#### Exercise data
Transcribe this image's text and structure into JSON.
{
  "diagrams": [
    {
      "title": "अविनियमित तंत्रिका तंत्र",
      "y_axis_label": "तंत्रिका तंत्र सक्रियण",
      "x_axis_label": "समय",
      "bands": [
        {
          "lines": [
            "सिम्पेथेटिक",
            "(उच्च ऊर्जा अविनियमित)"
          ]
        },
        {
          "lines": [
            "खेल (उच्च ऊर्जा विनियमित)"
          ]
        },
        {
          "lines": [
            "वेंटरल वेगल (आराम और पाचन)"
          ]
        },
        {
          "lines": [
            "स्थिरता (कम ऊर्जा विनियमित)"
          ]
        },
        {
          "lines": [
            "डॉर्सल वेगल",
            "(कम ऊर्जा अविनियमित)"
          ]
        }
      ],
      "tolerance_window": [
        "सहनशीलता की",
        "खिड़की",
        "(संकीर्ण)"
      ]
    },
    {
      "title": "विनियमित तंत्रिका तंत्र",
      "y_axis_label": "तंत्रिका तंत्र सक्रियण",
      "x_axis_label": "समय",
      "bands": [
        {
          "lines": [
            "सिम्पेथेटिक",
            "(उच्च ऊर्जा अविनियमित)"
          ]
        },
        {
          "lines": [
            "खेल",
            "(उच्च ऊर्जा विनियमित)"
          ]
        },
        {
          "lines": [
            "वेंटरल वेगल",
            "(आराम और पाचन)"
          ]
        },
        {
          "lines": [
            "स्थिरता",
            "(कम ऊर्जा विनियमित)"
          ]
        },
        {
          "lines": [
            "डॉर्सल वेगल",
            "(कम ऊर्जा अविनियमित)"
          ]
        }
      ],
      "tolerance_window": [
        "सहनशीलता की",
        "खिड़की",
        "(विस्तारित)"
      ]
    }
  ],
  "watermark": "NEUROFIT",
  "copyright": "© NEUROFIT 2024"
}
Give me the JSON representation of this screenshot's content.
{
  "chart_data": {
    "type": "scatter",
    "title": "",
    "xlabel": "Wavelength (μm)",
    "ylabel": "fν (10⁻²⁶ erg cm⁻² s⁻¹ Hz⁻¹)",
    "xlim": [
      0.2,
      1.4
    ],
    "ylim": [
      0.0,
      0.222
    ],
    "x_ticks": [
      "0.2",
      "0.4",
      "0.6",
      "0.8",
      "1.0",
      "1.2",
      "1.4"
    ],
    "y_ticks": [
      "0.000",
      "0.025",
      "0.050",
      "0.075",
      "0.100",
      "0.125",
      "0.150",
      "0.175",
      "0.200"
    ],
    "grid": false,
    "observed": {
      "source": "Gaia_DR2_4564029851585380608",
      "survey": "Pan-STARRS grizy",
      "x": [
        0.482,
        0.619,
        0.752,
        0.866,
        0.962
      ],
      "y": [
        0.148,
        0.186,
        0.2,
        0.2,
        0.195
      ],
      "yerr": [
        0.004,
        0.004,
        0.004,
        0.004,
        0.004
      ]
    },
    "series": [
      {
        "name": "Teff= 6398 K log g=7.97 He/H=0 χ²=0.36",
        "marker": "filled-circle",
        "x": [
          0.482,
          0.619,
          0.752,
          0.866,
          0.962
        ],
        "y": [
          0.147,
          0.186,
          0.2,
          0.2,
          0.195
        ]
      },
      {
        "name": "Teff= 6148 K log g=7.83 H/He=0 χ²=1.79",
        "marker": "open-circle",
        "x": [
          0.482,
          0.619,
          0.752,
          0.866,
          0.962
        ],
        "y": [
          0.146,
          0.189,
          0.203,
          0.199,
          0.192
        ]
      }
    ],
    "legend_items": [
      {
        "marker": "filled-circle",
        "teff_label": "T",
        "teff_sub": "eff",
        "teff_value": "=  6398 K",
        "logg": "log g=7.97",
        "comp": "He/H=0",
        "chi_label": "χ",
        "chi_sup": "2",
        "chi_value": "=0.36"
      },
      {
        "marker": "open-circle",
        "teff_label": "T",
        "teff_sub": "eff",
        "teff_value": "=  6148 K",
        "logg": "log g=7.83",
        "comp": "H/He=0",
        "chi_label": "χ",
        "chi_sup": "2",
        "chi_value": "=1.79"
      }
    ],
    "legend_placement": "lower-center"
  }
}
########
Work to complete — Restate every entry word for word.

Completed exercise —
Transcribe this image's text and structure into JSON.
{
  "diagrams": [
    {
      "title": "अविनियमित तंत्रिका तंत्र",
      "y_axis_label": "तंत्रिका तंत्र सक्रियण",
      "x_axis_label": "समय",
      "bands": [
        {
          "lines": [
            "सिम्पेथेटिक",
            "(उच्च ऊर्जा अविनियमित)"
          ]
        },
        {
          "lines": [
            "खेल (उच्च ऊर्जा विनियमित)"
          ]
        },
        {
          "lines": [
            "वेंटरल वेगल (आराम और पाचन)"
          ]
        },
        {
          "lines": [
            "स्थिरता (कम ऊर्जा विनियमित)"
          ]
        },
        {
          "lines": [
            "डॉर्सल वेगल",
            "(कम ऊर्जा अविनियमित)"
          ]
        }
      ],
      "tolerance_window": [
        "सहनशीलता की",
        "खिड़की",
        "(संकीर्ण)"
      ]
    },
    {
      "title": "विनियमित तंत्रिका तंत्र",
      "y_axis_label": "तंत्रिका तंत्र सक्रियण",
      "x_axis_label": "समय",
      "bands": [
        {
          "lines": [
            "सिम्पेथेटिक",
            "(उच्च ऊर्जा अविनियमित)"
          ]
        },
        {
          "lines": [
            "खेल",
            "(उच्च ऊर्जा विनियमित)"
          ]
        },
        {
          "lines": [
            "वेंटरल वेगल",
            "(आराम और पाचन)"
          ]
        },
        {
          "lines": [
            "स्थिरता",
            "(कम ऊर्जा विनियमित)"
          ]
        },
        {
          "lines": [
            "डॉर्सल वेगल",
            "(कम ऊर्जा अविनियमित)"
          ]
        }
      ],
      "tolerance_window": [
        "सहनशीलता की",
        "खिड़की",
        "(विस्तारित)"
      ]
    }
  ],
  "watermark": "NEUROFIT",
  "copyright": "© NEUROFIT 2024"
}
Give me the JSON representation of this screenshot's content.
{
  "chart_data": {
    "type": "scatter",
    "title": "",
    "xlabel": "Wavelength (μm)",
    "ylabel": "fν (10⁻²⁶ erg cm⁻² s⁻¹ Hz⁻¹)",
    "xlim": [
      0.2,
      1.4
    ],
    "ylim": [
      0.0,
      0.222
    ],
    "x_ticks": [
      "0.2",
      "0.4",
      "0.6",
      "0.8",
      "1.0",
      "1.2",
      "1.4"
    ],
    "y_ticks": [
      "0.000",
      "0.025",
      "0.050",
      "0.075",
      "0.100",
      "0.125",
      "0.150",
      "0.175",
      "0.200"
    ],
    "grid": false,
    "observed": {
      "source": "Gaia_DR2_4564029851585380608",
      "survey": "Pan-STARRS grizy",
      "x": [
        0.482,
        0.619,
        0.752,
        0.866,
        0.962
      ],
      "y": [
        0.148,
        0.186,
        0.2,
        0.2,
        0.195
      ],
      "yerr": [
        0.004,
        0.004,
        0.004,
        0.004,
        0.004
      ]
    },
    "series": [
      {
        "name": "Teff= 6398 K log g=7.97 He/H=0 χ²=0.36",
        "marker": "filled-circle",
        "x": [
          0.482,
          0.619,
          0.752,
          0.866,
          0.962
        ],
        "y": [
          0.147,
          0.186,
          0.2,
          0.2,
          0.195
        ]
      },
      {
        "name": "Teff= 6148 K log g=7.83 H/He=0 χ²=1.79",
        "marker": "open-circle",
        "x": [
          0.482,
          0.619,
          0.752,
          0.866,
          0.962
        ],
        "y": [
          0.146,
          0.189,
          0.203,
          0.199,
          0.192
        ]
      }
    ],
    "legend_items": [
      {
        "marker": "filled-circle",
        "teff_label": "T",
        "teff_sub": "eff",
        "teff_value": "=  6398 K",
        "logg": "log g=7.97",
        "comp": "He/H=0",
        "chi_label": "χ",
        "chi_sup": "2",
        "chi_value": "=0.36"
      },
      {
        "marker": "open-circle",
        "teff_label": "T",
        "teff_sub": "eff",
        "teff_value": "=  6148 K",
        "logg": "log g=7.83",
        "comp": "H/He=0",
        "chi_label": "χ",
        "chi_sup": "2",
        "chi_value": "=1.79"
      }
    ],
    "legend_placement": "lower-center"
  }
}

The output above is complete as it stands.